◆ AIM: Identify all lines below that hold "Quotes" and collect them.

** Begin EXERCISE INPUTS **

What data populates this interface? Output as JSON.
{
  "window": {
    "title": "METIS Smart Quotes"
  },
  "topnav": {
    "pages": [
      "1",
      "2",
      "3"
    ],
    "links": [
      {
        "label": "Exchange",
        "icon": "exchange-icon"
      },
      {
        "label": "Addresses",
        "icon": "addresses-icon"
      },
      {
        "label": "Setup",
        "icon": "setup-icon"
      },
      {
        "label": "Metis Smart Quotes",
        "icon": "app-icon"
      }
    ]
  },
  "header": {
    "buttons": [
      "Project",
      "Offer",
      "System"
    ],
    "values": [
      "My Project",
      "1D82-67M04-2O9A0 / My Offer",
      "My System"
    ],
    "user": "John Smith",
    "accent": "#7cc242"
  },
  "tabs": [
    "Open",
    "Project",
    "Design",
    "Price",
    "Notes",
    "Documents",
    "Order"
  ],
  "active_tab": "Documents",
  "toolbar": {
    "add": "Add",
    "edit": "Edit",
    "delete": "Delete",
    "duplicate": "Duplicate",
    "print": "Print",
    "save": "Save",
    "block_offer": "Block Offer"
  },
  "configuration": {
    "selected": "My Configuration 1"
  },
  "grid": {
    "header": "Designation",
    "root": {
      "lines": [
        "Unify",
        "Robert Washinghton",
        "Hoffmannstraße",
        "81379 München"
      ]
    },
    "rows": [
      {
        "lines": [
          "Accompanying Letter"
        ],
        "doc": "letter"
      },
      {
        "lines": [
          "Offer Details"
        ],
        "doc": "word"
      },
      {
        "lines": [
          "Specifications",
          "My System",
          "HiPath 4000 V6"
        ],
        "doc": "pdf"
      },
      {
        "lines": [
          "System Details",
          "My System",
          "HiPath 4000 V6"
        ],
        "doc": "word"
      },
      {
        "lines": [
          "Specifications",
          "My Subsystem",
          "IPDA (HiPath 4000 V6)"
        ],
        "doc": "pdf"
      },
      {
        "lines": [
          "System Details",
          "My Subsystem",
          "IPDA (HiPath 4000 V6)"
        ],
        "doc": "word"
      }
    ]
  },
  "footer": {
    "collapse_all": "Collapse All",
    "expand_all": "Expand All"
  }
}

** End EXERCISE INPUTS **

◆ SOLUTION FOR THIS PROBLEM:
    "title": "METIS Smart Quotes"
        "label": "Metis Smart Quotes",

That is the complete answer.